» What is expected
Check each line of the material below, and copy it if it holds the string "selection".

Records excerpted from a collection

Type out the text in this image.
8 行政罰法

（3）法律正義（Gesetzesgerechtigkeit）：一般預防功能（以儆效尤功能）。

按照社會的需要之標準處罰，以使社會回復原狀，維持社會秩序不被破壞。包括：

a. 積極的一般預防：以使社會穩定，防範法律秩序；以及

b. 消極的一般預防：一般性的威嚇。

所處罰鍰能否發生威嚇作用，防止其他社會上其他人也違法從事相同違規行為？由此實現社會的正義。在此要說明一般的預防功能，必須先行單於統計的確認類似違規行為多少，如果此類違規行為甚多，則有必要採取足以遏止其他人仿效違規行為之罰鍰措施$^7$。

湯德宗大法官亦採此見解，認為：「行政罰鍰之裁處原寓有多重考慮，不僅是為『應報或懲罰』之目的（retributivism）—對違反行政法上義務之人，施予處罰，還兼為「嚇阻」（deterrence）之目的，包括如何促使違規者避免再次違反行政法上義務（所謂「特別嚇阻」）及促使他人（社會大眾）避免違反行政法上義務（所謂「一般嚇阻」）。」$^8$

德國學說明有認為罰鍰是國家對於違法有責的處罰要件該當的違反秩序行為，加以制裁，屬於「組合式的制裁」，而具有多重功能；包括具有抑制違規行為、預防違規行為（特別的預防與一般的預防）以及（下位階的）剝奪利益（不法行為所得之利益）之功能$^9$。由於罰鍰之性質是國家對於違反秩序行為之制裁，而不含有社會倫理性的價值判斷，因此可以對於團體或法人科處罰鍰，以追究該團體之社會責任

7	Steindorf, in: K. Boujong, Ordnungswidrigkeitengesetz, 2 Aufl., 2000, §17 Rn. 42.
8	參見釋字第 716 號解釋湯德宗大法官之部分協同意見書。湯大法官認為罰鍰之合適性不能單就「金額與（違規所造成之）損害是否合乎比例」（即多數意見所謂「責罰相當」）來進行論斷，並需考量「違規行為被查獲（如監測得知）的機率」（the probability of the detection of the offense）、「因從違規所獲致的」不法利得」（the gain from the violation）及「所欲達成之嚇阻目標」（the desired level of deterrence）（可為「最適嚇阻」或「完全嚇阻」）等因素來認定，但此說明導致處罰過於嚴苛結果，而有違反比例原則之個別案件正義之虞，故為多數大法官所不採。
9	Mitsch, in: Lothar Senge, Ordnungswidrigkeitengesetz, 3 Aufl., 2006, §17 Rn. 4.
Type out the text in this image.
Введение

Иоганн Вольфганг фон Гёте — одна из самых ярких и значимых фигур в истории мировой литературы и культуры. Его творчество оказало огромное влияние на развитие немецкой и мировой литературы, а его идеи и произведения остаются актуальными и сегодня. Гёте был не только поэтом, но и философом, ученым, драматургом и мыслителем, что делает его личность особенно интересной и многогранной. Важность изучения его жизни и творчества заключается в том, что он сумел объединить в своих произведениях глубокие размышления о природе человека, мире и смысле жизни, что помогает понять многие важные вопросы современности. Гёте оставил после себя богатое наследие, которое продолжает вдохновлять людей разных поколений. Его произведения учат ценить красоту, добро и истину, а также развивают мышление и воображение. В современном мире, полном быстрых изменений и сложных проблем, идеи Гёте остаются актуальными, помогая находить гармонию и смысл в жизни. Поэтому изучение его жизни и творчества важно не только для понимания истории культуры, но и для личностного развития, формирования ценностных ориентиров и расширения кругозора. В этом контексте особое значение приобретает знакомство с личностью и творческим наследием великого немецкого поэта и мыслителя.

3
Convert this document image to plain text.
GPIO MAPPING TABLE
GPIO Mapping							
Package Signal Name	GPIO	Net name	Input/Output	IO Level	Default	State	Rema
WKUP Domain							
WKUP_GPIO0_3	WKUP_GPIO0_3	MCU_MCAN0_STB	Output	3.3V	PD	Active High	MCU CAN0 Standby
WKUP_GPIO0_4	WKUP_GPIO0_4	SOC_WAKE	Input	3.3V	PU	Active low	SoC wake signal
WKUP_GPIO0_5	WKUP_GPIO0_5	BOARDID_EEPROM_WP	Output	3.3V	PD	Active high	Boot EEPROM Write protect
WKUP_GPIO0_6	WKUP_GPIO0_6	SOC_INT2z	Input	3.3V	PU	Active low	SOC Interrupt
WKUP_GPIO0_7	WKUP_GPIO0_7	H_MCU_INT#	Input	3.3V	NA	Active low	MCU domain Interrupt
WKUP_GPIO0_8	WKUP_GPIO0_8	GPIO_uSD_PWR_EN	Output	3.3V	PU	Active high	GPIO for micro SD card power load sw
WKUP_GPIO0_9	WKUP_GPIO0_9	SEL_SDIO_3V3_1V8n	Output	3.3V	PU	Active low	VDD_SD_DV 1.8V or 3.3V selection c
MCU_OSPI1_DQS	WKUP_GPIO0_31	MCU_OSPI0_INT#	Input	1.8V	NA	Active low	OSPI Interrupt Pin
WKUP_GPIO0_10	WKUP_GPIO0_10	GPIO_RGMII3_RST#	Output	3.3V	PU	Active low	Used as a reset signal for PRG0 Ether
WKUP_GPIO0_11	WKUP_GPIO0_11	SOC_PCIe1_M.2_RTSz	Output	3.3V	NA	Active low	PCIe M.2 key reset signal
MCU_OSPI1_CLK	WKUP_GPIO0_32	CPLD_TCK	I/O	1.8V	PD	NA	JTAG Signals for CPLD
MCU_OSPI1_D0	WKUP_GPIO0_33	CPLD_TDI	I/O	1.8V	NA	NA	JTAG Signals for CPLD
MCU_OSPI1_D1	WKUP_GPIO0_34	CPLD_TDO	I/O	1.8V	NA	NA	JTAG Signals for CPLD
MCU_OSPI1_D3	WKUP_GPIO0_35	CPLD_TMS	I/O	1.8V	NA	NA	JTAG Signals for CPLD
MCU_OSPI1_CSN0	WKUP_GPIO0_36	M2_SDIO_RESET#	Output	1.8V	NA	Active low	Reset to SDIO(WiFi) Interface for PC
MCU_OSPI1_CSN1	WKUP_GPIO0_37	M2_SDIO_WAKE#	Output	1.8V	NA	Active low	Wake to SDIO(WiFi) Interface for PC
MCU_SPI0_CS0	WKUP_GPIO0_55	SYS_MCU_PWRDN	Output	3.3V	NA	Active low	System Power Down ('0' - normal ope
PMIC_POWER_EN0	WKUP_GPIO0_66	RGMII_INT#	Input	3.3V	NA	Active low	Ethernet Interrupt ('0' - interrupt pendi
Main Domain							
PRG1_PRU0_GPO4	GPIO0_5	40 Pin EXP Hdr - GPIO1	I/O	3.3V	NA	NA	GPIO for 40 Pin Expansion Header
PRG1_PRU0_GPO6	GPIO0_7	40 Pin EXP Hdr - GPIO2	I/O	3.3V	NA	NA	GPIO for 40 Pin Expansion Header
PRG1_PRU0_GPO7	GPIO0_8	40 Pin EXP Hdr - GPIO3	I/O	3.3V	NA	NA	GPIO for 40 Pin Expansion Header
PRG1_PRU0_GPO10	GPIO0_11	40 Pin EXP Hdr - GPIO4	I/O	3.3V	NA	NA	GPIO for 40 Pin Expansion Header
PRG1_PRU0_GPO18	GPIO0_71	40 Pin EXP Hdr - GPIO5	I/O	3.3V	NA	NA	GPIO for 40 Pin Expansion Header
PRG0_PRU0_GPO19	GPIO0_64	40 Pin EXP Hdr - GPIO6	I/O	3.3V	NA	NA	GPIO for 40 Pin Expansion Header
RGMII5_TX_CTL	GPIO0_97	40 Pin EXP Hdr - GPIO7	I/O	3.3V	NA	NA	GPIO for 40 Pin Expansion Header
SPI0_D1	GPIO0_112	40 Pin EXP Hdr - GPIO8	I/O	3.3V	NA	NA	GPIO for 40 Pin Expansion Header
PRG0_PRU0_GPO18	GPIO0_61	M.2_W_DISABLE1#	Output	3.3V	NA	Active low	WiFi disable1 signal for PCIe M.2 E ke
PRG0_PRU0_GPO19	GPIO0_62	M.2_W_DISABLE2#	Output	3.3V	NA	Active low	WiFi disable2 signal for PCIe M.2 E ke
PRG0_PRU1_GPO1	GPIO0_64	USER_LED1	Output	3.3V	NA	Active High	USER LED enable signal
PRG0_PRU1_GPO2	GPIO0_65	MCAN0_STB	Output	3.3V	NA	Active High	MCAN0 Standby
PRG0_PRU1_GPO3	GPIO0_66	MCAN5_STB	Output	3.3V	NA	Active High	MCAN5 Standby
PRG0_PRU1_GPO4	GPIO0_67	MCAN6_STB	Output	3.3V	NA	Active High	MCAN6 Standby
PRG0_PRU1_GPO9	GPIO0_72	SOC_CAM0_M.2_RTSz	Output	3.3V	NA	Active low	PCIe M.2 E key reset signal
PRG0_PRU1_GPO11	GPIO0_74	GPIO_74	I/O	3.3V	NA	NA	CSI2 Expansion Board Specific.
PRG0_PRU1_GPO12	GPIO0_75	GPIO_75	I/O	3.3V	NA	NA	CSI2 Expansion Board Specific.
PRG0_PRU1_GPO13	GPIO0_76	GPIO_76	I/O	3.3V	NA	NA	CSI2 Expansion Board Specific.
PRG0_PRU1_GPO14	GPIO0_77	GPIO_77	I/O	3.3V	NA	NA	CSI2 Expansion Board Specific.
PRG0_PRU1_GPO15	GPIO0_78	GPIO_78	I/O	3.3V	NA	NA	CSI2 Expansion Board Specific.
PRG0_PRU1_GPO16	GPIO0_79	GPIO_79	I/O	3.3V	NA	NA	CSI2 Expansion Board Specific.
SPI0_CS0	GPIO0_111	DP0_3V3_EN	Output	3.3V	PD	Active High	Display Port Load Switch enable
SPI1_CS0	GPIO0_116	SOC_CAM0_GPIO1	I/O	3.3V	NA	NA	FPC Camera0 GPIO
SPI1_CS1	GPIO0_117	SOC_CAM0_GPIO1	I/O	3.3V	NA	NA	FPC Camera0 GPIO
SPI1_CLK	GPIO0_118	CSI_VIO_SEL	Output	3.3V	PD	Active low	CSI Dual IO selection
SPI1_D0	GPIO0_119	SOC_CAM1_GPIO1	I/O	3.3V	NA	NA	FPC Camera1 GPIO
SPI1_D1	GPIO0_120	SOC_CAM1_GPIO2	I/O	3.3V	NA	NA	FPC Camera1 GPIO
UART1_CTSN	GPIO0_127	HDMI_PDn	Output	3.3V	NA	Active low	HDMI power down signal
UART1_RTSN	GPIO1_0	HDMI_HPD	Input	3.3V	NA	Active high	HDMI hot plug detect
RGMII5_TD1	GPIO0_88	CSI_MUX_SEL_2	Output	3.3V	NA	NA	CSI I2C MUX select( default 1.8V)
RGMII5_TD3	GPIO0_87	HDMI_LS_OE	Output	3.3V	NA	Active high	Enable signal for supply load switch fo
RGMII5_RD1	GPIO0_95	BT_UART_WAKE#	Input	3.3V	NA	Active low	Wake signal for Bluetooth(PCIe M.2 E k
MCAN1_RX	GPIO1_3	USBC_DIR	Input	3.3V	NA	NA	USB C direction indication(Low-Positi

» Finished answer
WKUP_GPIO0_9	WKUP_GPIO0_9	SEL_SDIO_3V3_1V8n	Output	3.3V	PU	Active low	VDD_SD_DV 1.8V or 3.3V selection c
SPI1_CLK	GPIO0_118	CSI_VIO_SEL	Output	3.3V	PD	Active low	CSI Dual IO selection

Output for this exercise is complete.